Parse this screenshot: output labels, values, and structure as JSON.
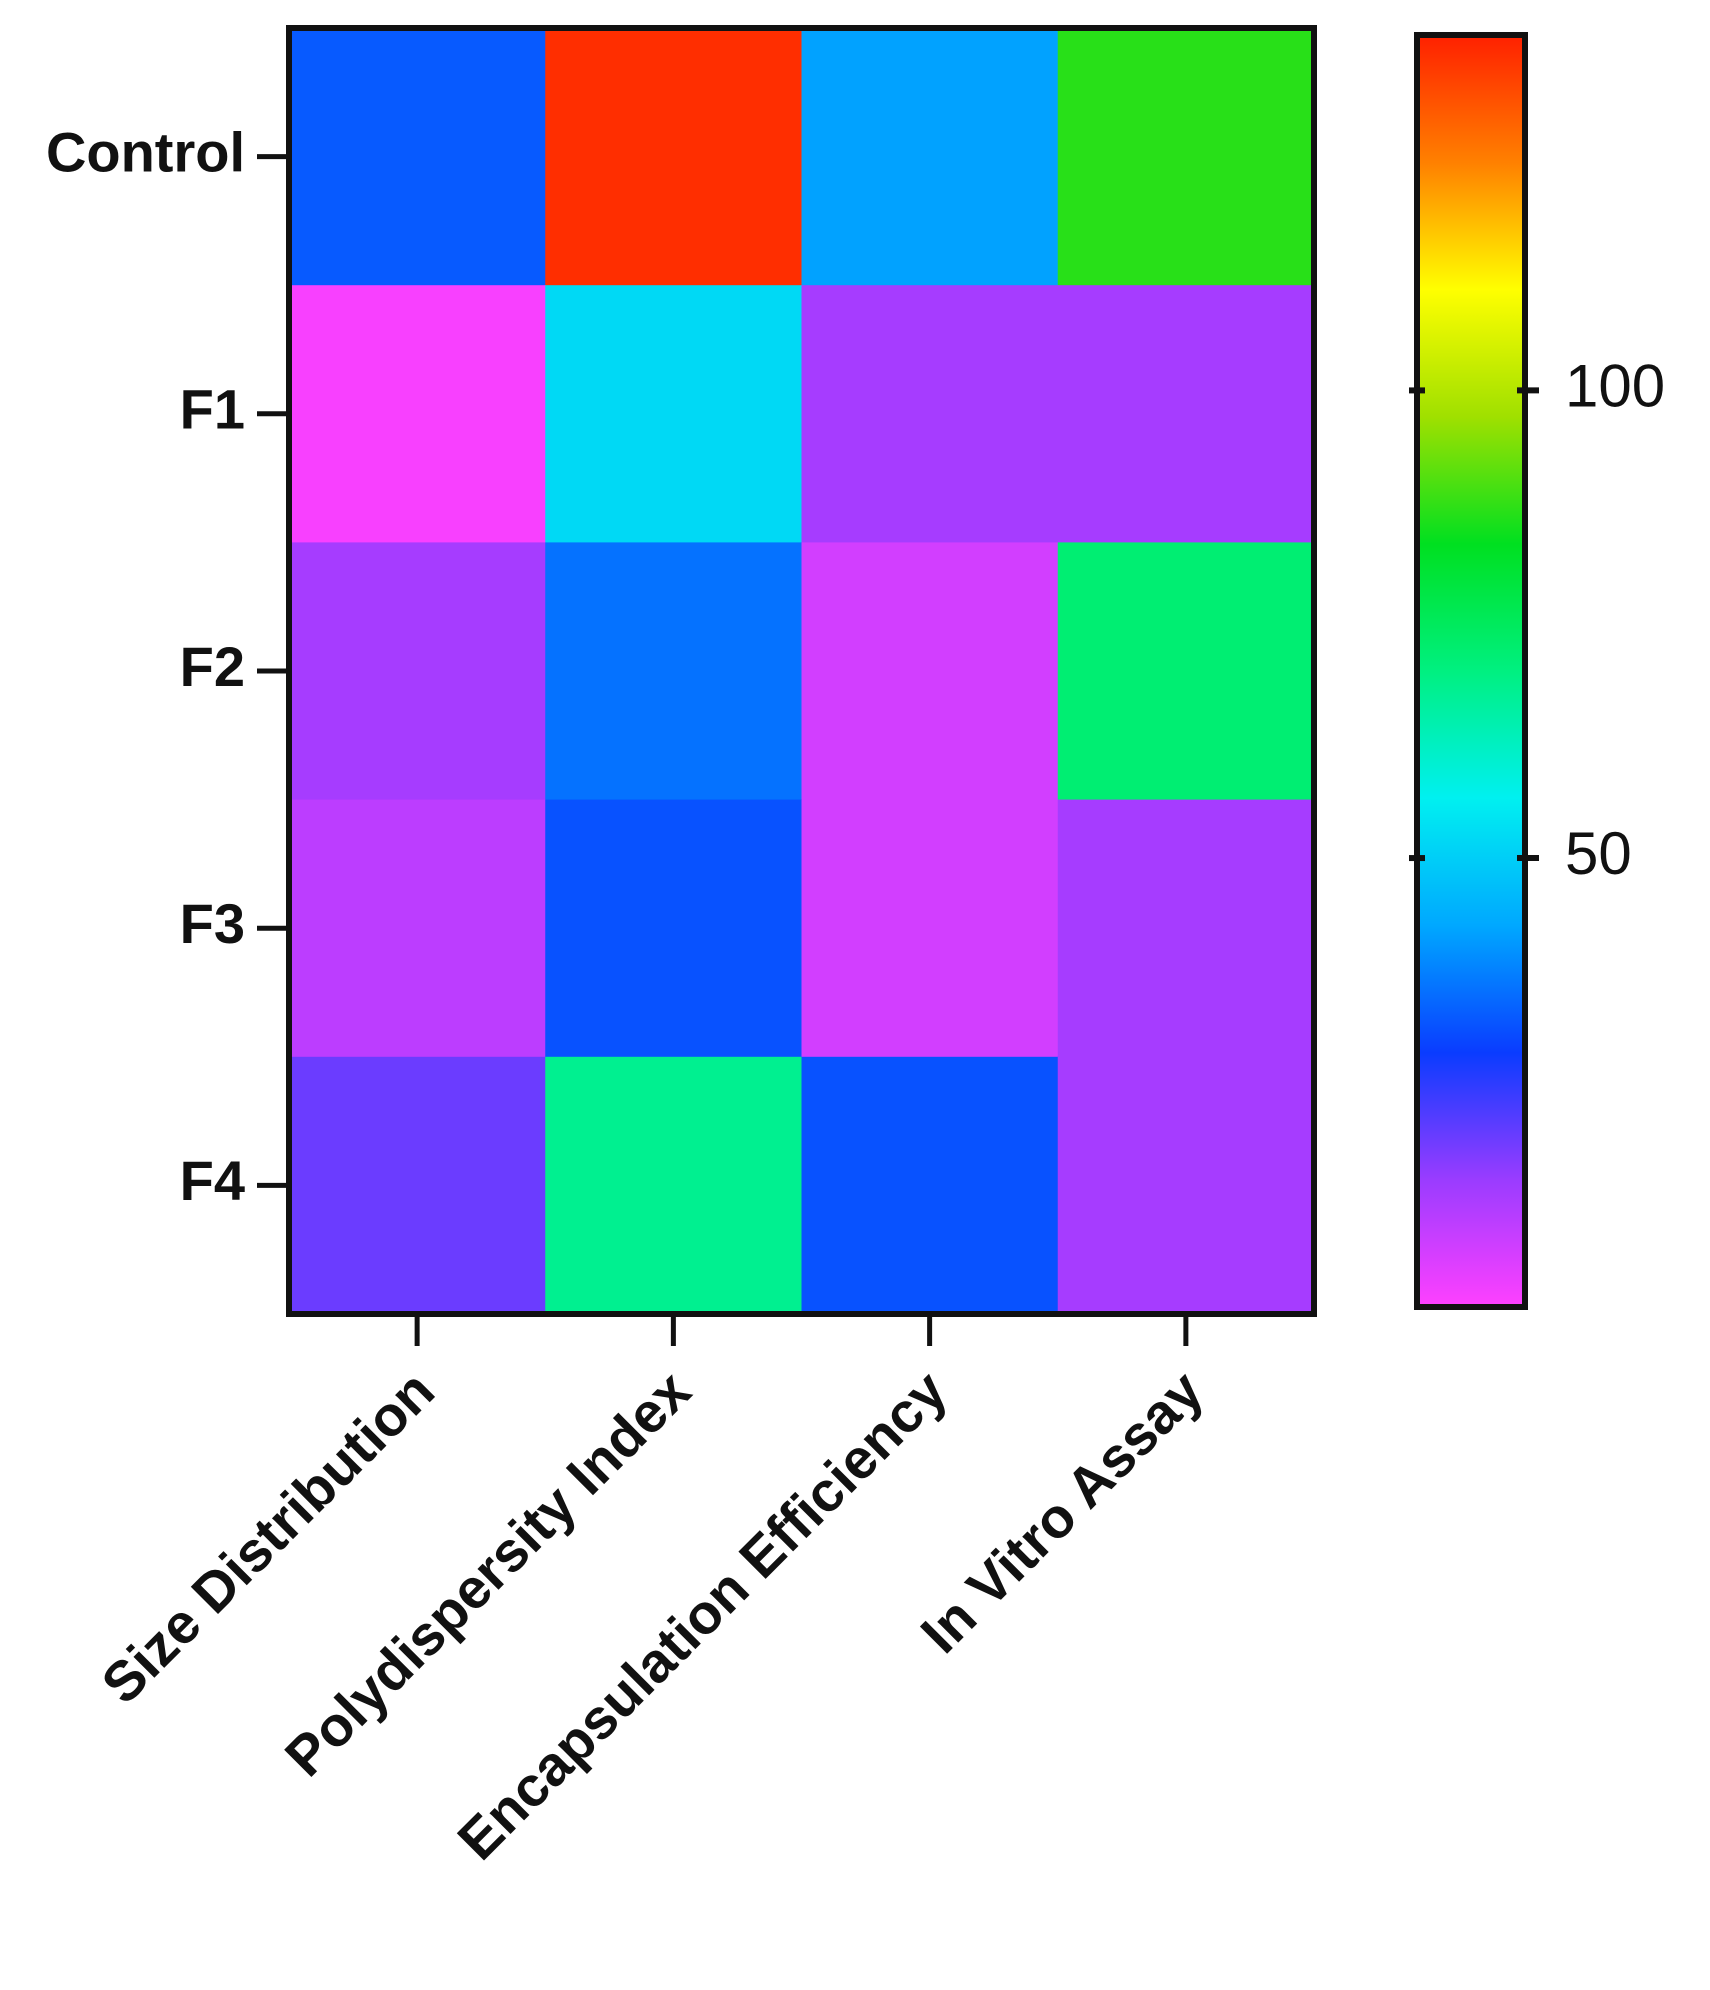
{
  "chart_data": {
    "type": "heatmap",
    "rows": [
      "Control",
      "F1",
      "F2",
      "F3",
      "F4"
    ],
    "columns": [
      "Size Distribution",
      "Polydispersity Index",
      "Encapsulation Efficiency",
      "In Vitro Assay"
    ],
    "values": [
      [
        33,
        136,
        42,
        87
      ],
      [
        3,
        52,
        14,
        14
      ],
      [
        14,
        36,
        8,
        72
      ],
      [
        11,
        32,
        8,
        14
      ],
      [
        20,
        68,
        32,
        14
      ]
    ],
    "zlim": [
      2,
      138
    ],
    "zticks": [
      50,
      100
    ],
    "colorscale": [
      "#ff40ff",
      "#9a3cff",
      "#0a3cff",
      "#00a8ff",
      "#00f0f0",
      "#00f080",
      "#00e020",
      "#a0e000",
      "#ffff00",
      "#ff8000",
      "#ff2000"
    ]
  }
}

▶ **EXERCISE**
Check each line of the records for the word "values" and extract those that contain it.

▶ **SOLUTION TO THIS EXERCISE**
Parse this screenshot: output labels, values, and structure as JSON.
    "values": [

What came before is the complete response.